• [Your instructions]
Write out each line word for word. Drop pictures.

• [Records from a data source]
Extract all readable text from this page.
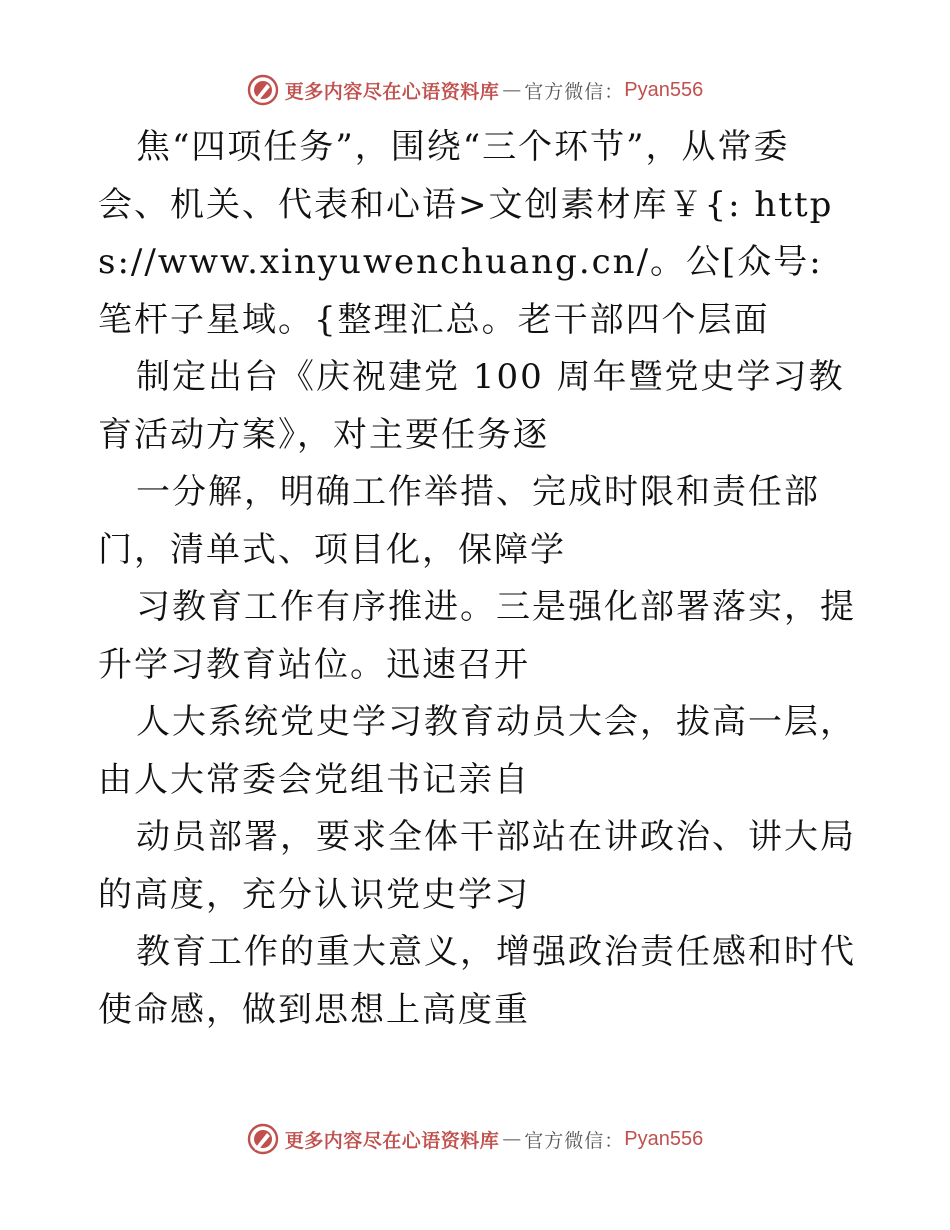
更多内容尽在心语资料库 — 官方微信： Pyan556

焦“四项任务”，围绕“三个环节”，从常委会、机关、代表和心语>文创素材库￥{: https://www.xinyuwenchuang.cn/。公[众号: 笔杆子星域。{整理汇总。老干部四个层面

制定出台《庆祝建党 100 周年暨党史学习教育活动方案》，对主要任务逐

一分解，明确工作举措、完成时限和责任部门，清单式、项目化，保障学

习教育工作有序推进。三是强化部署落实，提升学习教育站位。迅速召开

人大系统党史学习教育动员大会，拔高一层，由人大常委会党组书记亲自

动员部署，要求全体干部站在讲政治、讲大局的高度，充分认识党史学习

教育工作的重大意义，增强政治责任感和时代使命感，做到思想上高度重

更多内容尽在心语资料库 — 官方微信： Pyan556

• [The answer]
Extract all readable text from this page.
更多内容尽在心语资料库 — 官方微信： Pyan556

焦“四项任务”，围绕“三个环节”，从常委会、机关、代表和心语>文创素材库￥{: https://www.xinyuwenchuang.cn/。公[众号: 笔杆子星域。{整理汇总。老干部四个层面

制定出台《庆祝建党 100 周年暨党史学习教育活动方案》，对主要任务逐

一分解，明确工作举措、完成时限和责任部门，清单式、项目化，保障学

习教育工作有序推进。三是强化部署落实，提升学习教育站位。迅速召开

人大系统党史学习教育动员大会，拔高一层，由人大常委会党组书记亲自

动员部署，要求全体干部站在讲政治、讲大局的高度，充分认识党史学习

教育工作的重大意义，增强政治责任感和时代使命感，做到思想上高度重

更多内容尽在心语资料库 — 官方微信： Pyan556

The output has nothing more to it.